··· Texte à lire ···

La deuxième étape renvoie au monde. Le désert n’est pas un refuge mais un carrefour. L’expérience solitaire invite à l’expérience solidaire. « Celui qui a deux vêtements – pas 10, mais 2 ! – qu’il partage, celui qui a de quoi manger qu’il fasse de même » L’expérimentation des soifs et de la vie à ras terre conduit à la fraternité, la fraternité conduit à l’empathie et l’empathie conduit à la justice : « n’exigez rien de plus que ce qui vous est fixé »
D’autre part, dans le désert, la découverte de la rareté de la vie donne de la valeur à chaque plante, rend attentif à chaque insecte. L’observation silencieuse et l’émerveillement devant de toute forme de vie, si rare, si précieuse enseigne le respect de la vie et donc la non-violence : « ne faites violence à personne, n’accusez personne à tort ». En faisant l’expérience de la vie au jour le jour, de la manne offerte et du pain quotidien, l’homme du désert s’ouvre à l’inattendu et accueille ce qui vient. « Contentez-vous de votre solde » suggère Jean. La pratique de la justice, la découverte de la simplicité et de la beauté de la vie donnent accès à la joie.

···

== Objectifs ==
**A)** Traduisez en anglais la phrase suivante, tirée du texte sur le désert : « La pratique de la justice, la découverte de la simplicité et de la beauté de la vie donnent accès à la joie. »
**B)** Poursuivez le texte sur le désert à partir de sa dernière phrase.

··· Données fournies ···

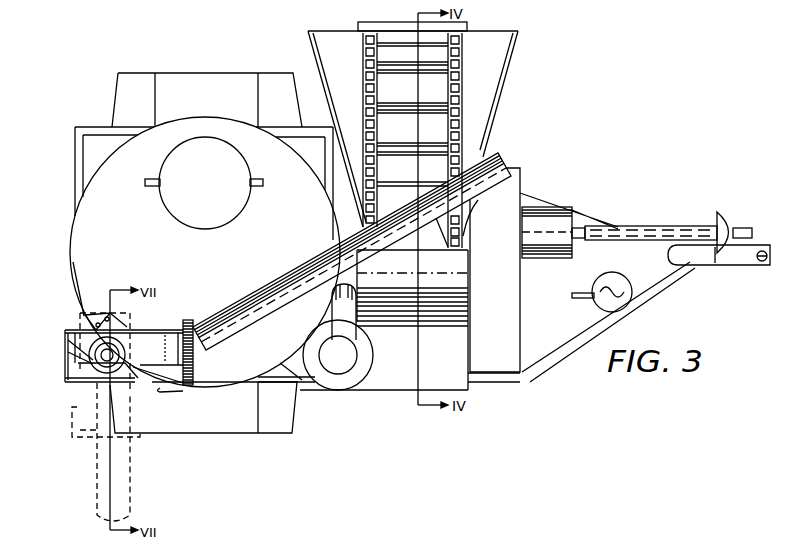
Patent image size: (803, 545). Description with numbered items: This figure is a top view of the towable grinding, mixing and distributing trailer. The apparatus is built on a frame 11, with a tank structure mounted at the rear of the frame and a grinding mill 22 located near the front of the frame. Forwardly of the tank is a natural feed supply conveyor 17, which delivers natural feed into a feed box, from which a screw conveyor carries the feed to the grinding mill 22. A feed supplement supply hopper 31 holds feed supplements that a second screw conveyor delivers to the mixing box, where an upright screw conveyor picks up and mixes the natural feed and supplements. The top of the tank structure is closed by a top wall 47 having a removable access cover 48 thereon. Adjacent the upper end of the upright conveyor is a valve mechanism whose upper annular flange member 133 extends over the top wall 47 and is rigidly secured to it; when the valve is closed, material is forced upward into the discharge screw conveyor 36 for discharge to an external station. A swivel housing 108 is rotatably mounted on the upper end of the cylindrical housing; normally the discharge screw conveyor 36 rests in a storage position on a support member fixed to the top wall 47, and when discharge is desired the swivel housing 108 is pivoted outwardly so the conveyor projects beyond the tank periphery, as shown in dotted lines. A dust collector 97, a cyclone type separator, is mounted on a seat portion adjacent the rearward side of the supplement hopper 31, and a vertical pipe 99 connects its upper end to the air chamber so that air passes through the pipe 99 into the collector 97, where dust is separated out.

···

== Réponses par consigne ==
**A)** The practice of justice and the discovery of the simplicity and beauty of life give access to joy.

**B)**
S’enraciner en Christ

Après ces deux premières étapes, praticables par tous les hommes et les femmes de bonne volonté, Jean invite à une troisième qui va encore plus loin et s’inscrit dans le baptême d’eau et d’Esprit : autrement dit dans l’enracinement dans la vie du Christ. Apprendre à le connaître, donner sens à ses paroles, suivre ses traces soigneusement, s’étonner, le contempler, le regarder être avec les autres, observer ses gestes, ses déplacements, l’écouter parler, raconter, interpeler, dénoncer, se taire… se laisser toucher. Le regarder tendre la main, relever, s’arrêter, s’assoir, pleurer, s’indigner… et s’en imprégner ; désirer devenir son disciple, pour lui ressembler toujours mieux et vivre d’Evangile… parce que devenir son disciple donne la joie !

Le feu d’une passion amoureuse

La dernière étape – parce qu’il y en a encore une ! – est celle du baptême par le feu. Qu’est-ce que le baptême de feu ? Il n’est jamais vraiment décrit sinon un peu à la Pentecôte, mais l’évangéliste nous donne une piste : trois éléments du texte d’aujourd’hui apparaissent déjà dans un autre texte de la bible : le désert, les sandales à délier et le feu qui ne s’éteint pas : c’est le récit qui raconte l’expérience de Moïse au buisson ardent. Il est invité à délier ses sandales comme on le fait quand on rentre à la maison, comme on ne le faisait que quand on rentrait à la maison, là où l’on n’a plus besoin de protection ;

Moïse est appelé à l’intérieur pour y vivre une expérience profondément intime. Il découvre la présence de Dieu en lui comme un feu qui brûle et ne mange pas, un feu qui brûle et ne détruit pas, un feu qui brûle et qui envoie et qui donne suffisamment d’élan pour traverser la mer Rouge, suffisamment de force pour porter à bout de bras un peuple, suffisamment de courage pour affronter leurs cris et suffisamment d’humour pour tenir le coup durant 40 années de désert.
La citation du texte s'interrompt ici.